◆ PROBLEM STATEMENT:
Return each line holding the string "name".

◆ Data items:
* * *

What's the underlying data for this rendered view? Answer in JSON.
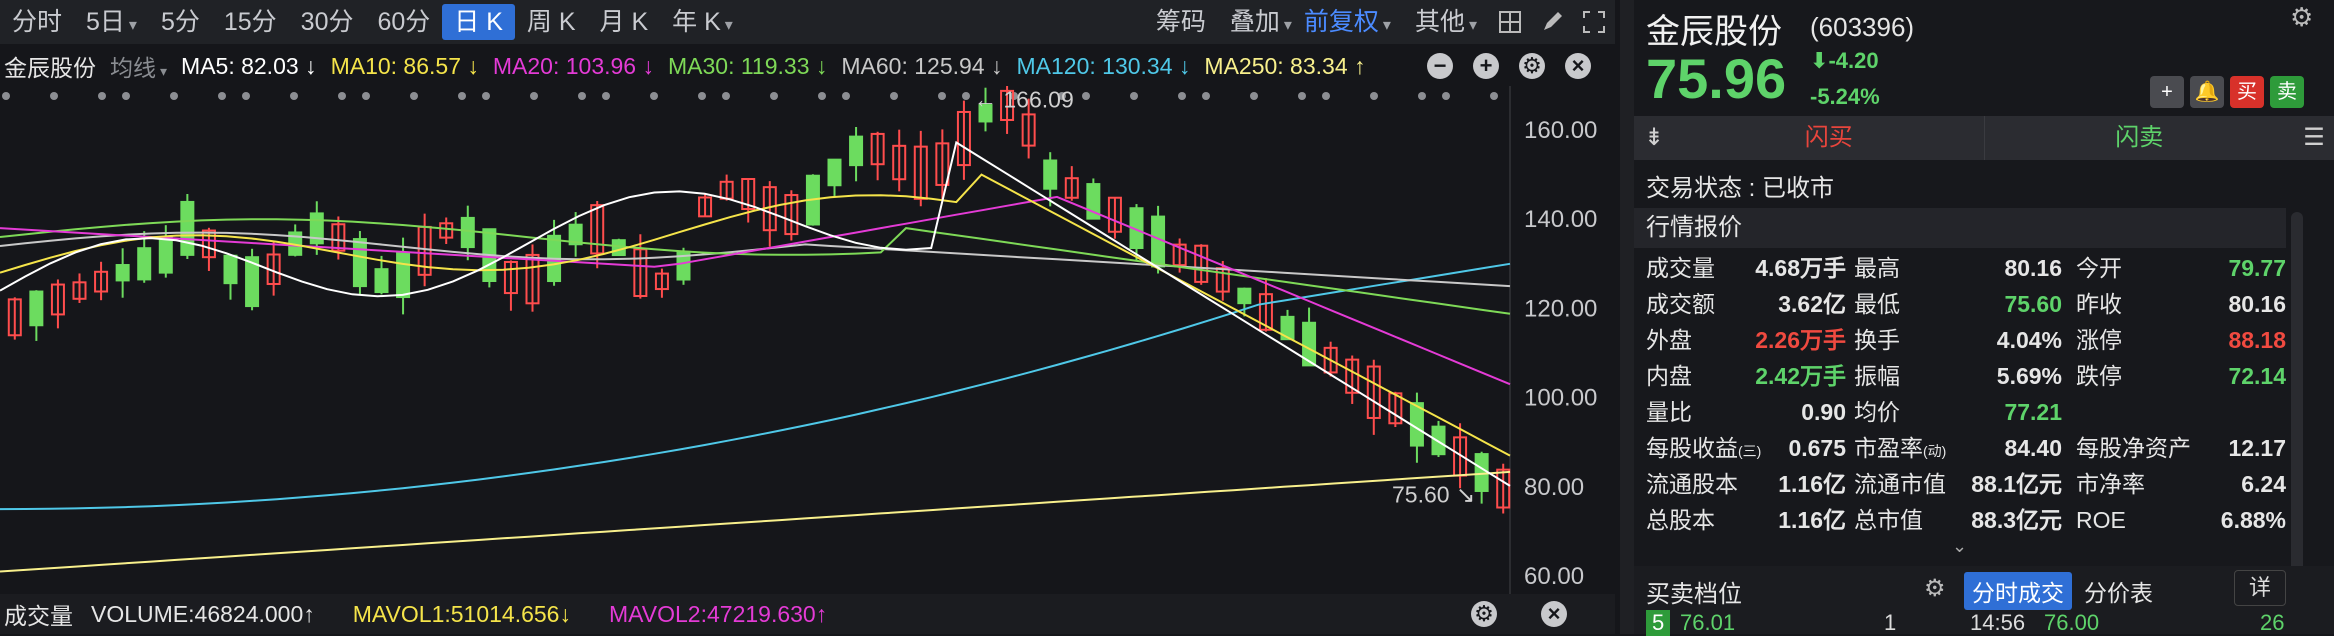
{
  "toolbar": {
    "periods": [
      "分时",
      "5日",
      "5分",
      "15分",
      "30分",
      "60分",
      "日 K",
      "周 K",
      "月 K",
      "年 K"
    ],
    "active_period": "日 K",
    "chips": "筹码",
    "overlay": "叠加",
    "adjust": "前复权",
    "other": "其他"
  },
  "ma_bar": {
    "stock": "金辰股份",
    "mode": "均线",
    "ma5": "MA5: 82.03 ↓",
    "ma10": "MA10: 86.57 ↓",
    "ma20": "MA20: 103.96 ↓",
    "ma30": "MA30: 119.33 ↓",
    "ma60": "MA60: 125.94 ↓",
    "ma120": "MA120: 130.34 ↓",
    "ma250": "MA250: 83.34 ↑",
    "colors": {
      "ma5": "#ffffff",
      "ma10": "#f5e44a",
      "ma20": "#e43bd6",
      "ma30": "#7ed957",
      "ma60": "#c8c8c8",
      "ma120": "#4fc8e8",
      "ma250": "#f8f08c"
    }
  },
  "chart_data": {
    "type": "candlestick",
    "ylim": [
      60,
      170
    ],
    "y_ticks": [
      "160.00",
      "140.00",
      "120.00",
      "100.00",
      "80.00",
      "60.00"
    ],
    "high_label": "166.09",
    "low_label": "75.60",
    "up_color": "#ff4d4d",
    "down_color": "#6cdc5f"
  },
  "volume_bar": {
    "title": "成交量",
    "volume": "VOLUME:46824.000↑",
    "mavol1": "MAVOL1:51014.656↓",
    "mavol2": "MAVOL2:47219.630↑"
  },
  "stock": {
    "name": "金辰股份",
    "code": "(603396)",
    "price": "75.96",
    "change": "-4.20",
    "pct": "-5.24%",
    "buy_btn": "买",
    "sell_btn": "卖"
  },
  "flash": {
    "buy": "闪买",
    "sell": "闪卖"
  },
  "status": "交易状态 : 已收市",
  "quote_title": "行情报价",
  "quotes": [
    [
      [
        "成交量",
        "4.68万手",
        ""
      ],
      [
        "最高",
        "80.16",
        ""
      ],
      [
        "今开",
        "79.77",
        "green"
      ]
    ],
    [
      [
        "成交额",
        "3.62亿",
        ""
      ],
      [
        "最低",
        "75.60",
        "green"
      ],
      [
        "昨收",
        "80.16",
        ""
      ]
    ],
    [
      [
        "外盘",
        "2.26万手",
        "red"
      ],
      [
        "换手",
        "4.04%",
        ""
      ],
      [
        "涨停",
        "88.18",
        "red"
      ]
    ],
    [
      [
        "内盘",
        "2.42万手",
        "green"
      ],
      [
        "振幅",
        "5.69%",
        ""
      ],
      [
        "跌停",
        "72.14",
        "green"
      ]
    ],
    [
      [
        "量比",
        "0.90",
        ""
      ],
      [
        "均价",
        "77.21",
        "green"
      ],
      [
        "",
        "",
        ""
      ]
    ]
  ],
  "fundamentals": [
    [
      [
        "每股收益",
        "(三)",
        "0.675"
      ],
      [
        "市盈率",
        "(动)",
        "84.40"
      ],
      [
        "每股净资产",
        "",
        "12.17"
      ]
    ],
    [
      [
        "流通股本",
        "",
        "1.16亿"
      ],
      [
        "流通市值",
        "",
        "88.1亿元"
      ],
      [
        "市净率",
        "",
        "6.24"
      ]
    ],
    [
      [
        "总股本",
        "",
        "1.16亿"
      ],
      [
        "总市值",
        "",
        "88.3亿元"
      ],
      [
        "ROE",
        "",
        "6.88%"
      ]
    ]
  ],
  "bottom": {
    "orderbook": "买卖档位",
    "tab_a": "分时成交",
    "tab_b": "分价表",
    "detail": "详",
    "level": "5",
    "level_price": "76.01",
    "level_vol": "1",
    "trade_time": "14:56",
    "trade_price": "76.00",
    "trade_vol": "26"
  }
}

* * *

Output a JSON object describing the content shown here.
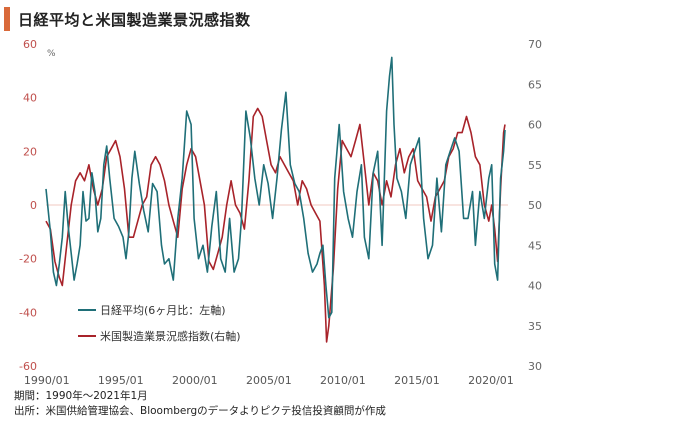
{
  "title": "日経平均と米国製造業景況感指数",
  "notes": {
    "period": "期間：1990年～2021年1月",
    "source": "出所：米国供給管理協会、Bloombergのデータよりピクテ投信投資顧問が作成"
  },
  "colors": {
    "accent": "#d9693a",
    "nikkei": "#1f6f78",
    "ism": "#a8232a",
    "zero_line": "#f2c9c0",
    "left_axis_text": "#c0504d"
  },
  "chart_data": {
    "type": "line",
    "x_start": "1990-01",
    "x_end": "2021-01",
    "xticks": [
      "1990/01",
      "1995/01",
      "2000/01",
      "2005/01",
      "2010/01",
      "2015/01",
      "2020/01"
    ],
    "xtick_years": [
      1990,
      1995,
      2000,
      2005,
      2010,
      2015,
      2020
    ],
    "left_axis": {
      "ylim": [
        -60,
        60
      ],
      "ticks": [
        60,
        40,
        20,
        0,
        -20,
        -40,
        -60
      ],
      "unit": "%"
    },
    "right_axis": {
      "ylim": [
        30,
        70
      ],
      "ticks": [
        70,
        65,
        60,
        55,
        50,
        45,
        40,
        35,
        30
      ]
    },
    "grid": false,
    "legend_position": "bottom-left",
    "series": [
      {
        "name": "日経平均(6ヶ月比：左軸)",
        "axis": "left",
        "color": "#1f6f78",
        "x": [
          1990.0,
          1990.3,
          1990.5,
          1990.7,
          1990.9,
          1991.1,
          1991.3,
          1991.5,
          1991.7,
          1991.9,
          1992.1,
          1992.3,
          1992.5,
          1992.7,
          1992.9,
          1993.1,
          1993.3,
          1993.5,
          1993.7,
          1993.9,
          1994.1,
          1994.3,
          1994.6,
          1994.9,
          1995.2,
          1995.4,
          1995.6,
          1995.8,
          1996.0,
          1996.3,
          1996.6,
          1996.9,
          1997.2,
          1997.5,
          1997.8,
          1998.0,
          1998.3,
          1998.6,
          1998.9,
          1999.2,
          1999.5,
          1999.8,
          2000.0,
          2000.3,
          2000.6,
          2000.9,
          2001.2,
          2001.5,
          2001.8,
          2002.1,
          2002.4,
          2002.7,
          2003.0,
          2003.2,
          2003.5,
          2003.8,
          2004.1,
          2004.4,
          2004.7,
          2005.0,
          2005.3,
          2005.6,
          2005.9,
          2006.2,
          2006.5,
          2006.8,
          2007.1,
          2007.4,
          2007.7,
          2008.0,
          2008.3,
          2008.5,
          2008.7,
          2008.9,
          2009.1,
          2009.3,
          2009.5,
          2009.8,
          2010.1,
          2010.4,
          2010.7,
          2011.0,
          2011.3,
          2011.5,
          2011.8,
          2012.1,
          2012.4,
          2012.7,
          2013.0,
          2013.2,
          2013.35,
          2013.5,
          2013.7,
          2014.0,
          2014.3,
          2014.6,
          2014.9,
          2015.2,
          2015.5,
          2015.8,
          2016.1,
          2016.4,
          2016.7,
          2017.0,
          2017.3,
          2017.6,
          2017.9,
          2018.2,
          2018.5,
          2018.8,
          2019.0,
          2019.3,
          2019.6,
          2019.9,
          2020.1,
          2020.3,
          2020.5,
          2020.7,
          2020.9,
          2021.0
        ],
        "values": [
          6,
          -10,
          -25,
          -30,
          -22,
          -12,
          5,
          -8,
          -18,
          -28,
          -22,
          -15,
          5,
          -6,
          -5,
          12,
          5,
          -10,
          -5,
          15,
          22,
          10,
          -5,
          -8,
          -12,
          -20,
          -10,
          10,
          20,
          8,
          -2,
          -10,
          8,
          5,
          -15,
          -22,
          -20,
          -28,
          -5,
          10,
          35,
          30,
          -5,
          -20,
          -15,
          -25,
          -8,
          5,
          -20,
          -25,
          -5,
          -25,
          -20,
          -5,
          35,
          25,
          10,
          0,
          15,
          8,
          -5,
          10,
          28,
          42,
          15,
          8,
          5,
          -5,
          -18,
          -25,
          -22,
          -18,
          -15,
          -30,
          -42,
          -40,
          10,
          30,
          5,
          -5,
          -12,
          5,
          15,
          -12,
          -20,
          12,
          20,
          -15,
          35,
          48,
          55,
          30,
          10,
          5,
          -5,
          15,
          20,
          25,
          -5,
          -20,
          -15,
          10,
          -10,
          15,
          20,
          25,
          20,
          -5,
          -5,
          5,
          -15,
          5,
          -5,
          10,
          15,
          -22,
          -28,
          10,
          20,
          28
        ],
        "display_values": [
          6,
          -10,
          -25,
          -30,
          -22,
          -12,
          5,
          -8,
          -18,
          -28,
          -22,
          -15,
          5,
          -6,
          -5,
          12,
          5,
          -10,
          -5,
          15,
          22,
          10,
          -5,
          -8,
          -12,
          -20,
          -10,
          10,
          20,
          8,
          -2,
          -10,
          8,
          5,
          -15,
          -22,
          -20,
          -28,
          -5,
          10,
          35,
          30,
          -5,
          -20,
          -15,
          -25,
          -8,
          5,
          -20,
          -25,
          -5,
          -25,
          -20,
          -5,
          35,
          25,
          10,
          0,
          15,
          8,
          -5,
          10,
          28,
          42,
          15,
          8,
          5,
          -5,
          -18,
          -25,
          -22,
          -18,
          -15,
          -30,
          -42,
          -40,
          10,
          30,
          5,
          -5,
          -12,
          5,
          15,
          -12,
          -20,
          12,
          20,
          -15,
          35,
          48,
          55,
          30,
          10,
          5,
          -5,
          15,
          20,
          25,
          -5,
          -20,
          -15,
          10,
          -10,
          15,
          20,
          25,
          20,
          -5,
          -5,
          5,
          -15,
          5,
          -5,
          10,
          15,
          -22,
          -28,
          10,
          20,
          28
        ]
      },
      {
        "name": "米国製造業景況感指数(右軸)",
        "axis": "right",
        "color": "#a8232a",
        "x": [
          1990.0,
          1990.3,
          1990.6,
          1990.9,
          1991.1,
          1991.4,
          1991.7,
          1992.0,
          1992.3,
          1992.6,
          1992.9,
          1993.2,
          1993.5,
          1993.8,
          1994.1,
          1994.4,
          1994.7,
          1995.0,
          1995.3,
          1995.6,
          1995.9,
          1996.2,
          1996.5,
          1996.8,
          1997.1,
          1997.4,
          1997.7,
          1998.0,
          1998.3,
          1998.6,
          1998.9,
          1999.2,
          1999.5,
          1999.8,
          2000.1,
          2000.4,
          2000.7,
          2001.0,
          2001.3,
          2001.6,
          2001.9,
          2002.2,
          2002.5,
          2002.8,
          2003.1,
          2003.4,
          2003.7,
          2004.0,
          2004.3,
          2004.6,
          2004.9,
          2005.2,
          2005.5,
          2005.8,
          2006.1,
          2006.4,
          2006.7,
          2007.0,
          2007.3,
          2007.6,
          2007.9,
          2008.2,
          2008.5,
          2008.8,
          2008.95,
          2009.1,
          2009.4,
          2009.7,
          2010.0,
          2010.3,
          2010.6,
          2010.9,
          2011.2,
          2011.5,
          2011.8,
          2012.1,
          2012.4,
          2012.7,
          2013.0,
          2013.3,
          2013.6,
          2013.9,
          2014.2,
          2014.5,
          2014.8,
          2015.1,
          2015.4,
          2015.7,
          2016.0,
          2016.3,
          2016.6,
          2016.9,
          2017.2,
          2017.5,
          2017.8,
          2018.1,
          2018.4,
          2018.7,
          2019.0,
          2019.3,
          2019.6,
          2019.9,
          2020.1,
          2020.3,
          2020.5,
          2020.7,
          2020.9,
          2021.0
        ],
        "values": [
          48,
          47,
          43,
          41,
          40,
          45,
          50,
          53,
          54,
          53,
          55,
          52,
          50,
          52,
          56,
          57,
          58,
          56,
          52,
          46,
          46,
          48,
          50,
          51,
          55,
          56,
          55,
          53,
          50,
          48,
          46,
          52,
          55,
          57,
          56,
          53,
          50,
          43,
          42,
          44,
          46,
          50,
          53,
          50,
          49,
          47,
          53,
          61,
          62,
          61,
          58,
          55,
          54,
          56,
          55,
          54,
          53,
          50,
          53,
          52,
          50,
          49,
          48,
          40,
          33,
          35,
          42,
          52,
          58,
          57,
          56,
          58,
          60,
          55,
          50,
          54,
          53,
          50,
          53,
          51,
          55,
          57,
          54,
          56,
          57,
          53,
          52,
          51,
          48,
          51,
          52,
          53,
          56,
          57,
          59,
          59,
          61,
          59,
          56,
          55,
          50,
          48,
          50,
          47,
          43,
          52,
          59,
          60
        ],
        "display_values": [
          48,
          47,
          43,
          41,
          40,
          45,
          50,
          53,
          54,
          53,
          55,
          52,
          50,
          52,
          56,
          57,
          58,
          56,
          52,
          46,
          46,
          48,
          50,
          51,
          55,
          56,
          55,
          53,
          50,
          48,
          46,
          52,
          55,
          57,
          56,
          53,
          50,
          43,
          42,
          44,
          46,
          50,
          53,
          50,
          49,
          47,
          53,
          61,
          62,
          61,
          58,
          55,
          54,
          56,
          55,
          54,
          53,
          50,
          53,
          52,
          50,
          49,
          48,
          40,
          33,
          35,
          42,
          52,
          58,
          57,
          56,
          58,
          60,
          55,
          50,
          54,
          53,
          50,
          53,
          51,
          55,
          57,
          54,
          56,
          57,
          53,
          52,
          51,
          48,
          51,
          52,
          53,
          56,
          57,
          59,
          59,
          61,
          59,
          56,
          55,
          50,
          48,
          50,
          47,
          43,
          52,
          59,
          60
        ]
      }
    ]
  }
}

* * *

◆ THE RESULT:
    "name": "金辰股份",
        "name": "日経平均(6ヶ月比：左軸)",
        "name": "米国製造業景況感指数(右軸)",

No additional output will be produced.